### RECORDS FOR THE EXERCISE
####################

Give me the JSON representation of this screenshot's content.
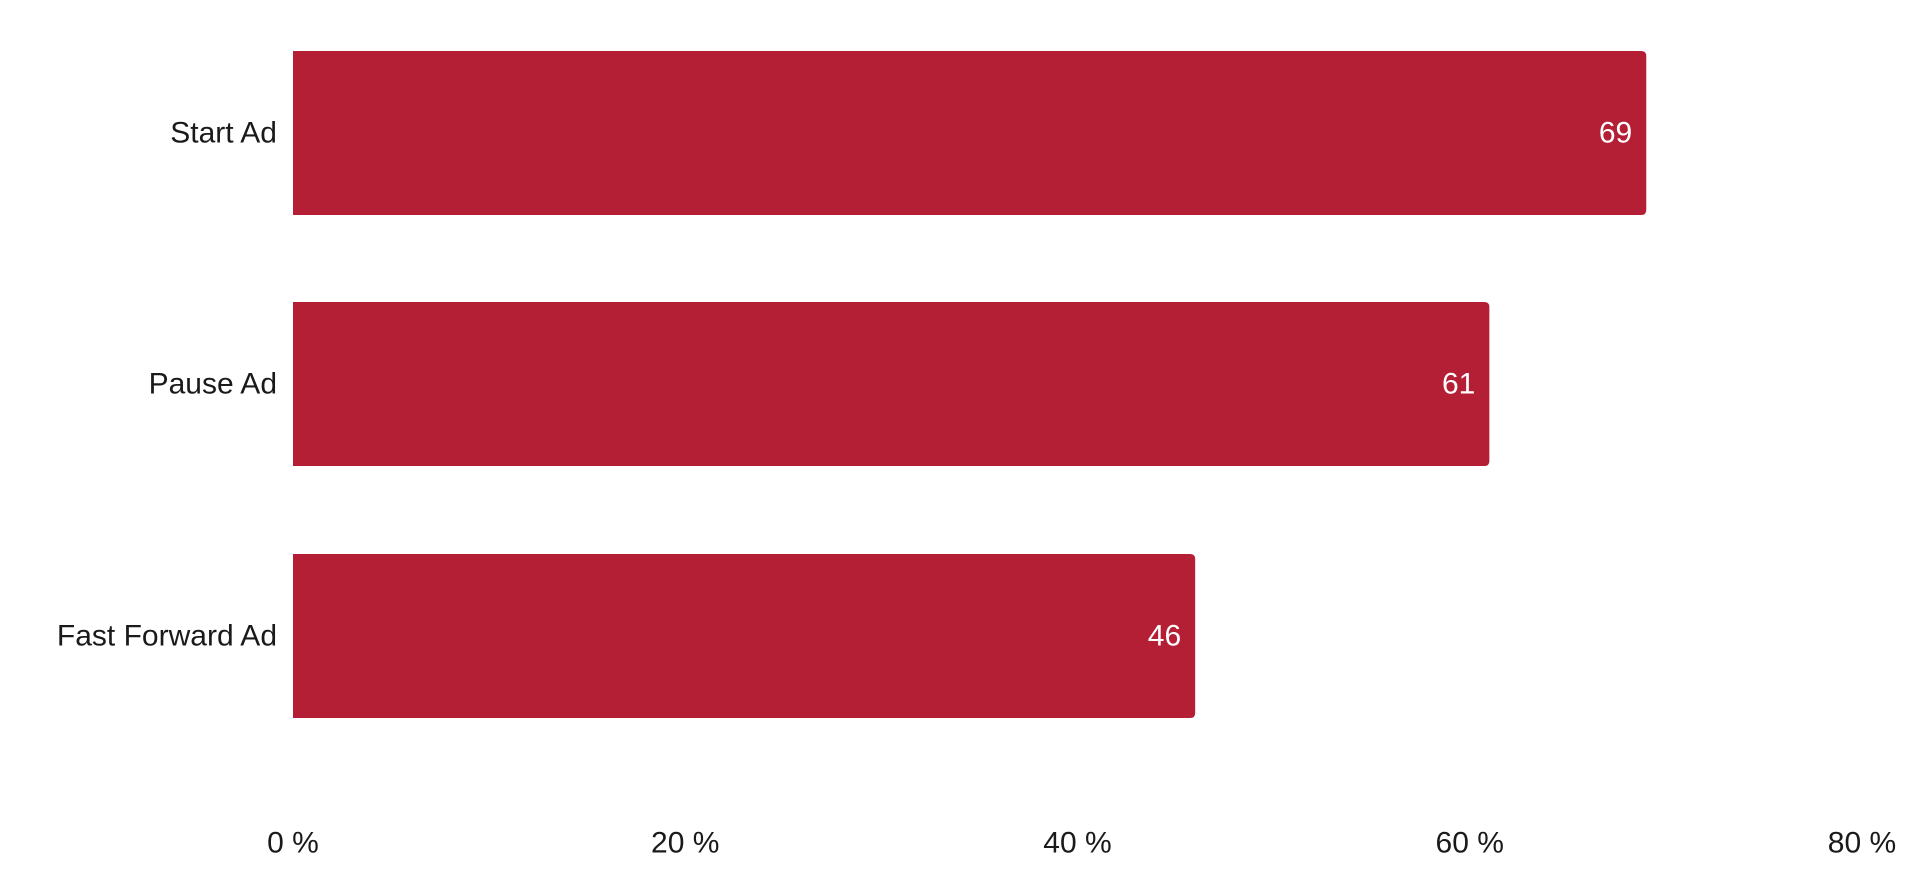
{
  "chart_data": {
    "type": "bar",
    "orientation": "horizontal",
    "categories": [
      "Start Ad",
      "Pause Ad",
      "Fast Forward Ad"
    ],
    "values": [
      69,
      61,
      46
    ],
    "data_labels": [
      "69",
      "61",
      "46"
    ],
    "title": "",
    "xlabel": "",
    "ylabel": "",
    "xlim": [
      0,
      80
    ],
    "x_ticks": [
      0,
      20,
      40,
      60,
      80
    ],
    "x_tick_labels": [
      "0 %",
      "20 %",
      "40 %",
      "60 %",
      "80 %"
    ],
    "grid": false,
    "legend": "none",
    "bar_color": "#B41F36",
    "label_color": "#FFFFFF",
    "text_color": "#1A1A1A"
  }
}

####################

### YOUR GOAL
Return each line exactly as written. Any picture gets left out.

### ANSWER TO THIS TASK
Give me the JSON representation of this screenshot's content.
{
  "chart_data": {
    "type": "bar",
    "orientation": "horizontal",
    "categories": [
      "Start Ad",
      "Pause Ad",
      "Fast Forward Ad"
    ],
    "values": [
      69,
      61,
      46
    ],
    "data_labels": [
      "69",
      "61",
      "46"
    ],
    "title": "",
    "xlabel": "",
    "ylabel": "",
    "xlim": [
      0,
      80
    ],
    "x_ticks": [
      0,
      20,
      40,
      60,
      80
    ],
    "x_tick_labels": [
      "0 %",
      "20 %",
      "40 %",
      "60 %",
      "80 %"
    ],
    "grid": false,
    "legend": "none",
    "bar_color": "#B41F36",
    "label_color": "#FFFFFF",
    "text_color": "#1A1A1A"
  }
}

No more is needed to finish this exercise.